_WRITTEN TASK_
Turn the data into a numbered list, starting with the line that contains "zoom-field[interactable]: 169%: [800, 69, 866, 92]" and going on through the line that contains "settings-tool-icon[interactable]: [1258, 72, 1276, 90]", and leave out any blank lines.

_Some records_
———

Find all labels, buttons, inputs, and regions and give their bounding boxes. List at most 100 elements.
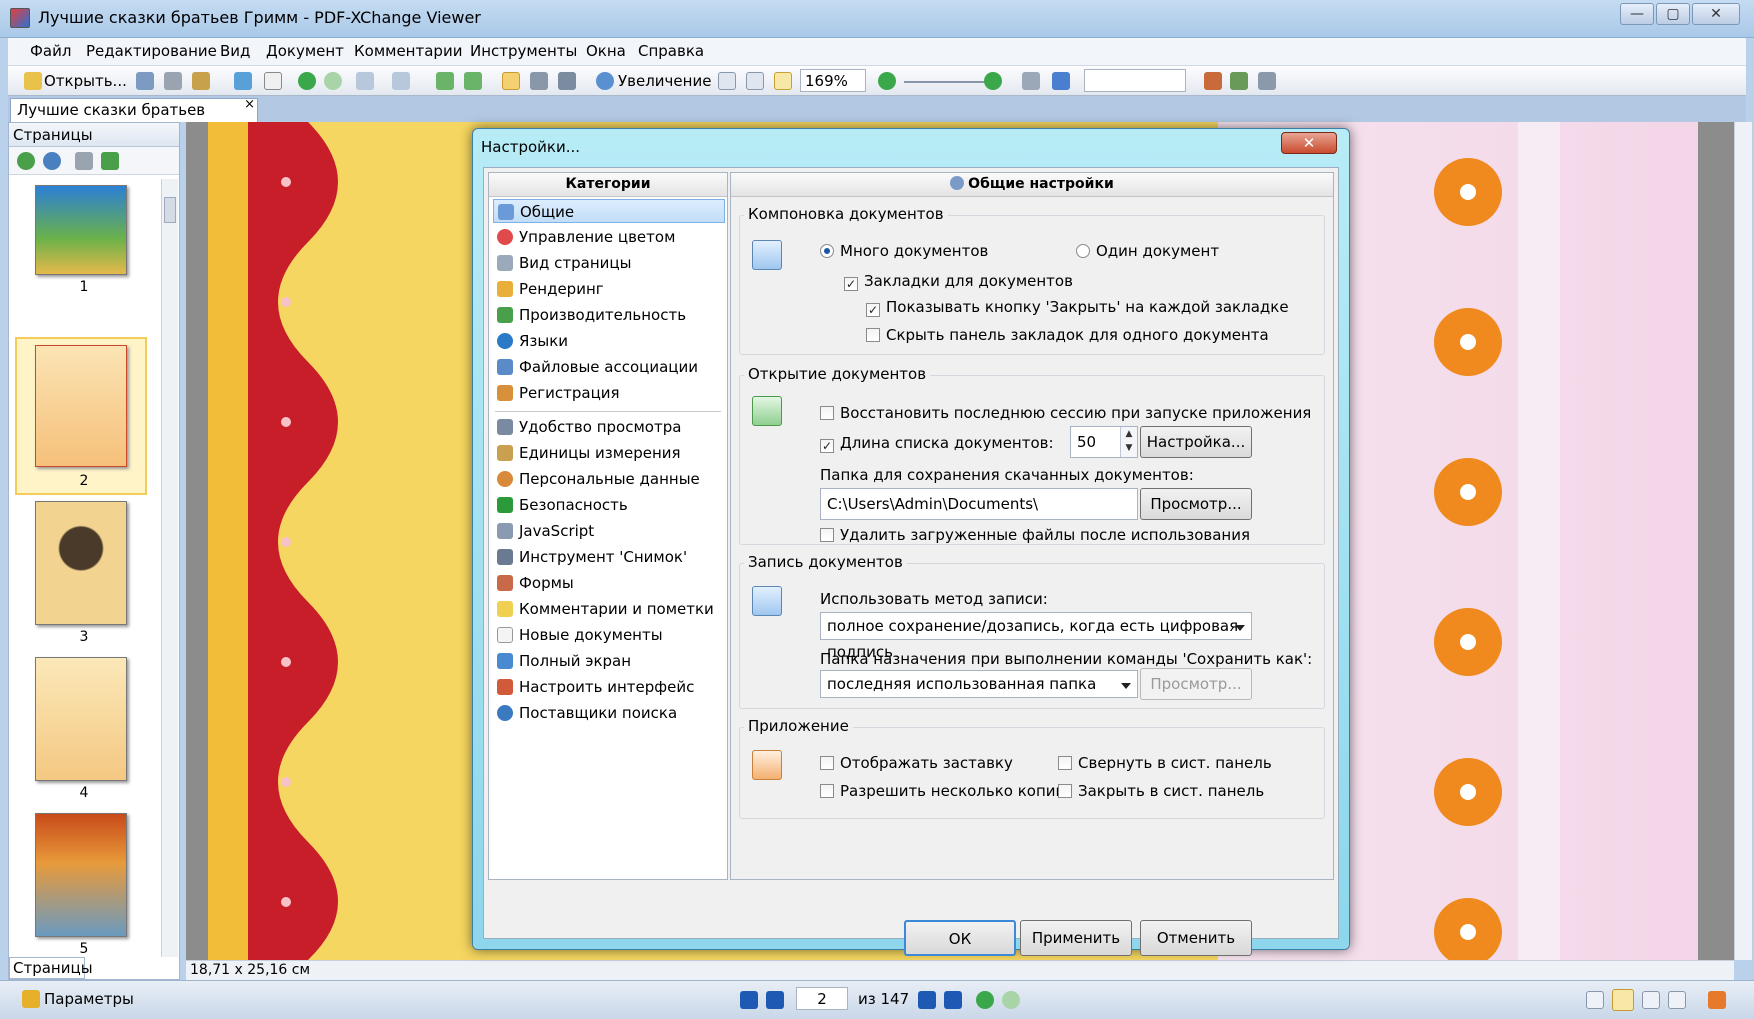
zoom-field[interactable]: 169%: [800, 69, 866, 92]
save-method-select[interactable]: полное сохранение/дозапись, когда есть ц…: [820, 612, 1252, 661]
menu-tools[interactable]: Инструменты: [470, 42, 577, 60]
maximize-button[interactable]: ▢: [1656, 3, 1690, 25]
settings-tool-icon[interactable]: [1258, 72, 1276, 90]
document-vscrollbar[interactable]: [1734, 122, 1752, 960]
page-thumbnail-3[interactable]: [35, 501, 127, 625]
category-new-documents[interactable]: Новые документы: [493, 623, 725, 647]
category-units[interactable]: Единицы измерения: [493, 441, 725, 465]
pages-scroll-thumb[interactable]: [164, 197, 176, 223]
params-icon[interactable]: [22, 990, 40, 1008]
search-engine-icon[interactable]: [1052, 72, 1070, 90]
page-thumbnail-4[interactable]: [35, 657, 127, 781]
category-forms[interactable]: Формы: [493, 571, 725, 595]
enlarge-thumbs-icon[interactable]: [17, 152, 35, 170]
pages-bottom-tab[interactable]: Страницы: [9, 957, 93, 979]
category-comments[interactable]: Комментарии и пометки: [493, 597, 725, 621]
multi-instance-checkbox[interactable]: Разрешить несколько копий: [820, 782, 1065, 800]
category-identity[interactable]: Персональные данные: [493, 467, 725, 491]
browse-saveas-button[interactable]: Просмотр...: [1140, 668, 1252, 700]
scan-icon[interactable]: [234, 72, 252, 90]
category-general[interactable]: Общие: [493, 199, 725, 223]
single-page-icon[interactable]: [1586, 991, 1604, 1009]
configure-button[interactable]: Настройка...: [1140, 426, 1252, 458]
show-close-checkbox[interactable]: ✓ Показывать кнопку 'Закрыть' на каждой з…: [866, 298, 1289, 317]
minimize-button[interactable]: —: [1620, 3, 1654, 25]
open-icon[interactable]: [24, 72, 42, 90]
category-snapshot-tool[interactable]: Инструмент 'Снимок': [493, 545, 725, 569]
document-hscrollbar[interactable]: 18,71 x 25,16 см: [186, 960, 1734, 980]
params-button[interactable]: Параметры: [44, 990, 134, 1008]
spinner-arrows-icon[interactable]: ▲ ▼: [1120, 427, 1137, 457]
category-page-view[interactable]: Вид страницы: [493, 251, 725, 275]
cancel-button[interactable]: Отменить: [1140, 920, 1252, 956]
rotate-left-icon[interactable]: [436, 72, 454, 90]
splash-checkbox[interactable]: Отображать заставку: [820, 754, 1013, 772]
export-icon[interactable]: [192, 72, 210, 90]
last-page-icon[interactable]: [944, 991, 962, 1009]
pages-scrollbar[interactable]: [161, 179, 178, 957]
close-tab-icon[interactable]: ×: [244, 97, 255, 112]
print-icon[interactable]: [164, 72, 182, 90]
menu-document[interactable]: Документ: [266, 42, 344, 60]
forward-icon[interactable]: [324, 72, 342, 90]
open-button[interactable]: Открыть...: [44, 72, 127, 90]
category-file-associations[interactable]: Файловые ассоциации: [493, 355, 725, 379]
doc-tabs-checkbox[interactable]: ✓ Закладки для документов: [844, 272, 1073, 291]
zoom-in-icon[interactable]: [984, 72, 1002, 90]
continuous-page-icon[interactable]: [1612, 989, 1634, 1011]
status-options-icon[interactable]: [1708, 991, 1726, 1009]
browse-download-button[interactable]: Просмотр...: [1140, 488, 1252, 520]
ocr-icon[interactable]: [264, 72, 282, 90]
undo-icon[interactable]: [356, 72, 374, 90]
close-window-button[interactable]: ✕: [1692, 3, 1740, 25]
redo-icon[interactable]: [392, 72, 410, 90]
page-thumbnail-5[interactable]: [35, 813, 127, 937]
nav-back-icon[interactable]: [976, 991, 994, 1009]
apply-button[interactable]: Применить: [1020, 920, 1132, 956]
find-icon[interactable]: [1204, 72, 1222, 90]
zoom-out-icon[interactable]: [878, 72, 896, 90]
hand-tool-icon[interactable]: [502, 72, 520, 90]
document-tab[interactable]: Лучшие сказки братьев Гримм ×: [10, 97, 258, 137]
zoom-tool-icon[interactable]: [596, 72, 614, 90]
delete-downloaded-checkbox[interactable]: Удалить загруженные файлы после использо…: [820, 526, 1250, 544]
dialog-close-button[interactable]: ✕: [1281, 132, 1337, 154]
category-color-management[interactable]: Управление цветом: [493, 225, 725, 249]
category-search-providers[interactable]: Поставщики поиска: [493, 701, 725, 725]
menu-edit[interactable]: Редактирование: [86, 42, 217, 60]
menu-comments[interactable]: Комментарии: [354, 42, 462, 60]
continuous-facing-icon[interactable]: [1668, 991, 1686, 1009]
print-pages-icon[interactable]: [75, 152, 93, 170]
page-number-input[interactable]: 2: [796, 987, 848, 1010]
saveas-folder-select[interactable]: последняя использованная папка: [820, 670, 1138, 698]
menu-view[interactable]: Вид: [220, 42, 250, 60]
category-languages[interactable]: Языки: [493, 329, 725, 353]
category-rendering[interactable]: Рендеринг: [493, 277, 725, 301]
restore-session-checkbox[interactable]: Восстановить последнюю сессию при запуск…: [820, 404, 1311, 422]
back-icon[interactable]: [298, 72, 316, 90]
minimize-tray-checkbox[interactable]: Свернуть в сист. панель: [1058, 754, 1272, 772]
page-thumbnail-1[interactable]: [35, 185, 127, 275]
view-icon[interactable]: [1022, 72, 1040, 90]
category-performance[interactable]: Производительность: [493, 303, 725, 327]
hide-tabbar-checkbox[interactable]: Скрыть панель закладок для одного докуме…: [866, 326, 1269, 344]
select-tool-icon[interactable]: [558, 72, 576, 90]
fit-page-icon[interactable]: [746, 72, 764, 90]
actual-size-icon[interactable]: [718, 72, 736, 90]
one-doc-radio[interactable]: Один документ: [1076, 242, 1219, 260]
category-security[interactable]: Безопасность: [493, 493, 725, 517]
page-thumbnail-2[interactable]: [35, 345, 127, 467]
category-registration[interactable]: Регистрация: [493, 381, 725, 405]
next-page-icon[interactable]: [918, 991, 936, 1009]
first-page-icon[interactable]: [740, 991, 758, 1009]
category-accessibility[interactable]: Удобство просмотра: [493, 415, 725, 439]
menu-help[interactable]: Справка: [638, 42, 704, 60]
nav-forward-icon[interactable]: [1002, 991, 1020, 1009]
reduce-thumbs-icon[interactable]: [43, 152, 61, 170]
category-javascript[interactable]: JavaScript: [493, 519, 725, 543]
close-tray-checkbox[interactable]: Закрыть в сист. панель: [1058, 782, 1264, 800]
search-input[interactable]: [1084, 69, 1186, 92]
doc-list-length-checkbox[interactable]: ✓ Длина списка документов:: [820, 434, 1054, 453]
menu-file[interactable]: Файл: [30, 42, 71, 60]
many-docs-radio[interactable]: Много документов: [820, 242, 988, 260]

———

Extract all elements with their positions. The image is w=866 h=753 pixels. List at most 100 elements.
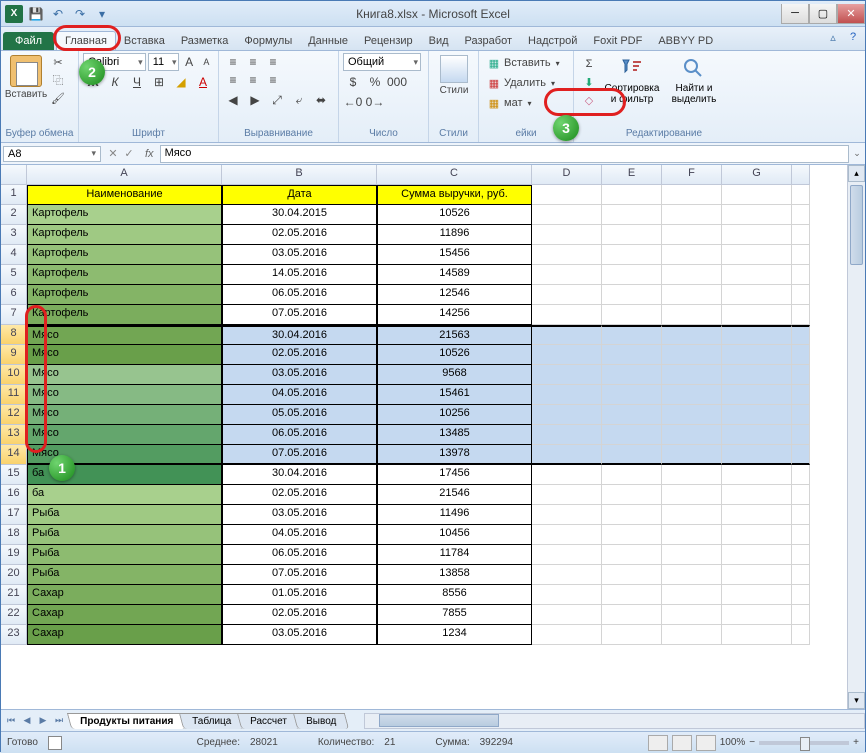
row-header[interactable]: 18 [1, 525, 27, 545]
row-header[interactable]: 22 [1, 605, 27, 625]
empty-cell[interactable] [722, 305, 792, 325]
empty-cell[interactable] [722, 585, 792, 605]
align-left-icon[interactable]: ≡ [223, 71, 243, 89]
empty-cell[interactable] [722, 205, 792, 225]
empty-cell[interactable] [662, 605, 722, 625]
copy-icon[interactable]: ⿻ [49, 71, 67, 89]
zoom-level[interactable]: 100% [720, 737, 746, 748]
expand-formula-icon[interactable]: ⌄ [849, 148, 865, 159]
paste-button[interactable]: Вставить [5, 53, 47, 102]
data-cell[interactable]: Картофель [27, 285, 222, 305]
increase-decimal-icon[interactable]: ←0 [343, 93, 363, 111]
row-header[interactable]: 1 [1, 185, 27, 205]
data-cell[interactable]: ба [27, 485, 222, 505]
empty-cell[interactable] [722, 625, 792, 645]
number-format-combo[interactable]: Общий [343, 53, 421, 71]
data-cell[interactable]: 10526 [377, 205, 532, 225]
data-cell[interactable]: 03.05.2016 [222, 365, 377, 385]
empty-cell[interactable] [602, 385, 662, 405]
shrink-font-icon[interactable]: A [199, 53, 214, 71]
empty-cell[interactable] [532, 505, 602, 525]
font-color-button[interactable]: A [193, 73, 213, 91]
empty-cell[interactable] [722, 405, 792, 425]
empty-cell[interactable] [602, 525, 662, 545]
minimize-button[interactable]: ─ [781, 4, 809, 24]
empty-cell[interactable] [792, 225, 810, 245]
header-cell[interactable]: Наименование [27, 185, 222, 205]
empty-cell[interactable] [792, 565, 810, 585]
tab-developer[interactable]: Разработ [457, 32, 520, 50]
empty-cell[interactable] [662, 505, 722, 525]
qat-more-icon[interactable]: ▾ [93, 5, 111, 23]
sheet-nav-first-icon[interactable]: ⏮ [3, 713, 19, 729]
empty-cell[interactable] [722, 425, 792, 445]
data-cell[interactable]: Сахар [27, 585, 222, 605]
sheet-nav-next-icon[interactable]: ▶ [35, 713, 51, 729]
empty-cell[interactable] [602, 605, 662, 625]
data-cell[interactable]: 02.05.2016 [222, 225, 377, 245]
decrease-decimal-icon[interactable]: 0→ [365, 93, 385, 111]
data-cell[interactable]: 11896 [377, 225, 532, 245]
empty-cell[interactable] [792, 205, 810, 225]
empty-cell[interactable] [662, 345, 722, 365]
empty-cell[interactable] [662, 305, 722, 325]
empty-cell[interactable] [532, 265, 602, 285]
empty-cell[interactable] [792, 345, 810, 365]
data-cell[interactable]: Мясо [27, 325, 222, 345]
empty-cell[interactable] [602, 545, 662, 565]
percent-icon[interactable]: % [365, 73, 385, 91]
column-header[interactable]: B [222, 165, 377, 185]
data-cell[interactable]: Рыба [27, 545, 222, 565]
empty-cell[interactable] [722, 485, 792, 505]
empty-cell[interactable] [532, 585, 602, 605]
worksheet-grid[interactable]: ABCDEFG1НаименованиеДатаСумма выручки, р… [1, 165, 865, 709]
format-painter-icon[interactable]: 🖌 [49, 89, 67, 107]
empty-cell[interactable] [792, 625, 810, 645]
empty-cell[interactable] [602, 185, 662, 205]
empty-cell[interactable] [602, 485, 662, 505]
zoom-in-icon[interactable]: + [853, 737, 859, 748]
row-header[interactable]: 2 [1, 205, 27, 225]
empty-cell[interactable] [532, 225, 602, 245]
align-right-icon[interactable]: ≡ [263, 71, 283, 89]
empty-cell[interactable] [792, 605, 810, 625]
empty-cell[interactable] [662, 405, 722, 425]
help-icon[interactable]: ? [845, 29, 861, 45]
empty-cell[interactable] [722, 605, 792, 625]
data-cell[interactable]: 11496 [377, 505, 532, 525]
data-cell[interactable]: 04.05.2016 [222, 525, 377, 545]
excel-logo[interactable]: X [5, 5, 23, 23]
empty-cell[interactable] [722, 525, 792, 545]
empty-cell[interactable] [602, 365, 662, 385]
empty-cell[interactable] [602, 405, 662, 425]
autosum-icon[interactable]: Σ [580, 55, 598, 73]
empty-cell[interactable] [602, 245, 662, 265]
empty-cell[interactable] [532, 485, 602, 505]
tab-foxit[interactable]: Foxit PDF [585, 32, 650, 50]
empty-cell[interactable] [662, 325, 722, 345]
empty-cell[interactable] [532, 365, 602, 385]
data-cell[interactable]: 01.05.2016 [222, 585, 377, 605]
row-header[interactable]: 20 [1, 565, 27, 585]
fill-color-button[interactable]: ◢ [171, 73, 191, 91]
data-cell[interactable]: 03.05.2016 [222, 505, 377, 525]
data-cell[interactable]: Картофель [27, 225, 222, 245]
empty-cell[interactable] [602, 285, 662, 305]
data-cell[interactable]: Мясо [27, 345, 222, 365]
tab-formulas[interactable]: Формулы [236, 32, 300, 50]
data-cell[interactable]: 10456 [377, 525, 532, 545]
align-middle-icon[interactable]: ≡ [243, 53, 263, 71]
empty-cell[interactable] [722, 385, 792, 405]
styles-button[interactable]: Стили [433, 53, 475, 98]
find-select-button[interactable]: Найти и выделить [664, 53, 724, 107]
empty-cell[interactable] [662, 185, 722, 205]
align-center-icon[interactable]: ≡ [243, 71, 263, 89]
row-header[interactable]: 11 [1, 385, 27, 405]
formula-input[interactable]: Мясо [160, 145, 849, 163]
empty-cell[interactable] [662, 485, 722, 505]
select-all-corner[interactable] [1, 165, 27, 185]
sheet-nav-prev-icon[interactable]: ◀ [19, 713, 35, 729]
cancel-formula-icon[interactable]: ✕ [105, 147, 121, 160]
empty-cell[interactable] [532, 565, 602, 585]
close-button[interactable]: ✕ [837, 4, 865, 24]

———

_EXERCISE OUTPUT_
1. zoom-field[interactable]: 169%: [800, 69, 866, 92]
2. save-method-select[interactable]: полное сохранение/дозапись, когда есть ц…: [820, 612, 1252, 661]
3. menu-tools[interactable]: Инструменты: [470, 42, 577, 60]
4. maximize-button[interactable]: ▢: [1656, 3, 1690, 25]
5. settings-tool-icon[interactable]: [1258, 72, 1276, 90]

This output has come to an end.